- [Task]: Every line of the records below that holds the word "Briefe" belongs in the answer.

--- Provided records ---

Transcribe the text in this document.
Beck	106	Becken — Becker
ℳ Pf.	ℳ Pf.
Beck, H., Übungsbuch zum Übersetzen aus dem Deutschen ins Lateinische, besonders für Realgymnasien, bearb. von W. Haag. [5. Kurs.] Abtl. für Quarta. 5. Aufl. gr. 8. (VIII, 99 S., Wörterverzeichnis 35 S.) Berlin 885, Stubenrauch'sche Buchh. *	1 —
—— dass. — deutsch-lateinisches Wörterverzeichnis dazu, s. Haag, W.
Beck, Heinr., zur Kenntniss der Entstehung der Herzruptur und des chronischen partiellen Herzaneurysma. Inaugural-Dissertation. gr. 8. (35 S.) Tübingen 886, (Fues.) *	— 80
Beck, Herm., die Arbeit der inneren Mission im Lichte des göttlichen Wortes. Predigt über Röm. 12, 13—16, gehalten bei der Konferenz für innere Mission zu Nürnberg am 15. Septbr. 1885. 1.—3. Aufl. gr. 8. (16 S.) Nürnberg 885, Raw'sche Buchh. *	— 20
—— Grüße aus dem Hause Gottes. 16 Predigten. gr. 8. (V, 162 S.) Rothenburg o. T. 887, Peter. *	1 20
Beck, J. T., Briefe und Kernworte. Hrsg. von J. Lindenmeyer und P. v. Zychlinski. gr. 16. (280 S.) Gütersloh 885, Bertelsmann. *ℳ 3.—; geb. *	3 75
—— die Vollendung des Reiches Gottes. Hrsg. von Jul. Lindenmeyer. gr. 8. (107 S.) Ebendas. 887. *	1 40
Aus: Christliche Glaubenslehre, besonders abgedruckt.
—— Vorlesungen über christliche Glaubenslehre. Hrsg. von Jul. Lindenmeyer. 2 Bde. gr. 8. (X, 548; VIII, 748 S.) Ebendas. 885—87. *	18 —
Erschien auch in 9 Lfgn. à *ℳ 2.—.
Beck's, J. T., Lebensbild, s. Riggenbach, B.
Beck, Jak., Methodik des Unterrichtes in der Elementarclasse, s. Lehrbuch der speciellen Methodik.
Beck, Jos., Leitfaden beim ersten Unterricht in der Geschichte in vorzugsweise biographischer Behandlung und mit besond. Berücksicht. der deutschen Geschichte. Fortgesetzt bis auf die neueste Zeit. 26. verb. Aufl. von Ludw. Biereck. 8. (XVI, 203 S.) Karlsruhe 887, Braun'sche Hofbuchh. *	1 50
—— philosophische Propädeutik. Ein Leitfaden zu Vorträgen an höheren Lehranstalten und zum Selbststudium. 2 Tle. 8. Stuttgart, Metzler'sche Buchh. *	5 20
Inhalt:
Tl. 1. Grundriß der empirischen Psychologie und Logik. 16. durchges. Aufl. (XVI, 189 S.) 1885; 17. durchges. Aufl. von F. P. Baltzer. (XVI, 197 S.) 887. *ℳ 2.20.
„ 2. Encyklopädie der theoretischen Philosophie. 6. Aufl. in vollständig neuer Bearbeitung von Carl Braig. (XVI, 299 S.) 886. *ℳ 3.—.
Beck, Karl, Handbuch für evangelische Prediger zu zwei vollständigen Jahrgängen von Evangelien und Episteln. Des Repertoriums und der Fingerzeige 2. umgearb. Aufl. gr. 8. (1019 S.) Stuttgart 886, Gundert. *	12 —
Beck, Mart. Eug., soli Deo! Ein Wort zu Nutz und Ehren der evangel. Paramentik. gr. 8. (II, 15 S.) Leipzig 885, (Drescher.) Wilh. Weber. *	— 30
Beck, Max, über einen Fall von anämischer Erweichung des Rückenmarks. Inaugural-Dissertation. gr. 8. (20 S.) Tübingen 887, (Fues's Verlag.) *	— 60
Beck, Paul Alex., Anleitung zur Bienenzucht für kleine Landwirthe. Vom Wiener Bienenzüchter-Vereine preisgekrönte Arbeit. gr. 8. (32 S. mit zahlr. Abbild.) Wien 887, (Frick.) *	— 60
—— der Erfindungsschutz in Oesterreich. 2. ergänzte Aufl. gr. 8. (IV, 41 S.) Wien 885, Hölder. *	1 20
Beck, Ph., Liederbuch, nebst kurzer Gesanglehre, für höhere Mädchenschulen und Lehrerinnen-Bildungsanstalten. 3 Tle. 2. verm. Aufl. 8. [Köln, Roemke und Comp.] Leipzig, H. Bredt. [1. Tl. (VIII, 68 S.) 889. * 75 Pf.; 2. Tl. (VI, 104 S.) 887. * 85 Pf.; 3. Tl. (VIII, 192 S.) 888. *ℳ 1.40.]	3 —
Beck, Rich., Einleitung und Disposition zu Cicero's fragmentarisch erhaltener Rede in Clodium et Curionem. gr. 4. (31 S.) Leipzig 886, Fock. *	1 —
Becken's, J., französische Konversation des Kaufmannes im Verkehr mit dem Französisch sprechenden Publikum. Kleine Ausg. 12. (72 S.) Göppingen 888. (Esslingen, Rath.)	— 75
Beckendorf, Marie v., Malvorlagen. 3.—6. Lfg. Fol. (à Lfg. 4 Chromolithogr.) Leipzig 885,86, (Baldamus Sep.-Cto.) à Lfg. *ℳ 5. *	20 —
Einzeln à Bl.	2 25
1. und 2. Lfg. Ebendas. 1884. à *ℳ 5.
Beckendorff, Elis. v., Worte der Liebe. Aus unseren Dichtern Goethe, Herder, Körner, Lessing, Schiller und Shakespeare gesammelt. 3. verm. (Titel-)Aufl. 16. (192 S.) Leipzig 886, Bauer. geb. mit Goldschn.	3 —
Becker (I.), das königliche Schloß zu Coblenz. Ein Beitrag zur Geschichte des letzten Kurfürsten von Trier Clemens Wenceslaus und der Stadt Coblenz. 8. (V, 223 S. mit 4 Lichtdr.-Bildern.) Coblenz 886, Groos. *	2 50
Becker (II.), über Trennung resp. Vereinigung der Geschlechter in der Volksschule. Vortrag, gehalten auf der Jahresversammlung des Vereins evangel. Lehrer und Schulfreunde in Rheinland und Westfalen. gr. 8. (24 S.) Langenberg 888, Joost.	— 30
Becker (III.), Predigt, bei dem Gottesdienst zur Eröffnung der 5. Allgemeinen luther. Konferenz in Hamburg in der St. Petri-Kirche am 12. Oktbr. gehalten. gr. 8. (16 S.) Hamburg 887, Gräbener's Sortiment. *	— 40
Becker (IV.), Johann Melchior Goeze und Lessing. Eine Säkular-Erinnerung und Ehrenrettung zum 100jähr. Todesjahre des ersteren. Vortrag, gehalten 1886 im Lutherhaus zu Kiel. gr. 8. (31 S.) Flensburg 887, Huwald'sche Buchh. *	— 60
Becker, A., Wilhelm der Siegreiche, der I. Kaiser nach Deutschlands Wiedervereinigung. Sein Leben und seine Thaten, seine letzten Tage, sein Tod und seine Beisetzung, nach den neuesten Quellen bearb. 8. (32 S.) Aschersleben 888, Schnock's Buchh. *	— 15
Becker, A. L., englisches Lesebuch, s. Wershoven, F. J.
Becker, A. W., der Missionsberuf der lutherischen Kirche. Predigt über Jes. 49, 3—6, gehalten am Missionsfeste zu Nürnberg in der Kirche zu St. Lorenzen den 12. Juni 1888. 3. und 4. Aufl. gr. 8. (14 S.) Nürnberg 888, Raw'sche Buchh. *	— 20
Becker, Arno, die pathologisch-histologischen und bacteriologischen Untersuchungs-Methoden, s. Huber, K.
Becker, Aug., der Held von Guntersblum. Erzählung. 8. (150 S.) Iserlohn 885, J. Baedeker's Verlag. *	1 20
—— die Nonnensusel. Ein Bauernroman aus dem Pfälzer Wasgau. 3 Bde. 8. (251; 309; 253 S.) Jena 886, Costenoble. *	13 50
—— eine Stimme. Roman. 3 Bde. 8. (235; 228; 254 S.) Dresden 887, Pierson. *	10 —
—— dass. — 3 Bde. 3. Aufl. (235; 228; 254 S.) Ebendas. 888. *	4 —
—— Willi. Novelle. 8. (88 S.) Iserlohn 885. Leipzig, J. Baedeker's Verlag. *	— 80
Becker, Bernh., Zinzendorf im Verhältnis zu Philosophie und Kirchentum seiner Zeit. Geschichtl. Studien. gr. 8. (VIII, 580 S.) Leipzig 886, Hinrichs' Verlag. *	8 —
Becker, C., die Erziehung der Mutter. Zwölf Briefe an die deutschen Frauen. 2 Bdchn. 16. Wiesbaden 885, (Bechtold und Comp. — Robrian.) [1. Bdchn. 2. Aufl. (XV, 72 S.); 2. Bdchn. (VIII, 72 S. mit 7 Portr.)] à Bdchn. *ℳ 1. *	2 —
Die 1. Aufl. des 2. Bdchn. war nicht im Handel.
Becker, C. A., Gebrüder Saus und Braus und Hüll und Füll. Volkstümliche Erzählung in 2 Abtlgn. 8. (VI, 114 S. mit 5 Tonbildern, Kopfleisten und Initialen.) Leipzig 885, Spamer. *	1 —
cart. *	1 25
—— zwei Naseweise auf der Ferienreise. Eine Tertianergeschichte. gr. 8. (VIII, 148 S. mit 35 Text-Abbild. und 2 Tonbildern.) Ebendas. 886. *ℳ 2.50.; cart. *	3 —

---

- [Finished task]:
Beck, J. T., Briefe und Kernworte. Hrsg. von J. Lindenmeyer und P. v. Zychlinski. gr. 16. (280 S.) Gütersloh 885, Bertelsmann. *ℳ 3.—; geb. *	3 75
Becker, C., die Erziehung der Mutter. Zwölf Briefe an die deutschen Frauen. 2 Bdchn. 16. Wiesbaden 885, (Bechtold und Comp. — Robrian.) [1. Bdchn. 2. Aufl. (XV, 72 S.); 2. Bdchn. (VIII, 72 S. mit 7 Portr.)] à Bdchn. *ℳ 1. *	2 —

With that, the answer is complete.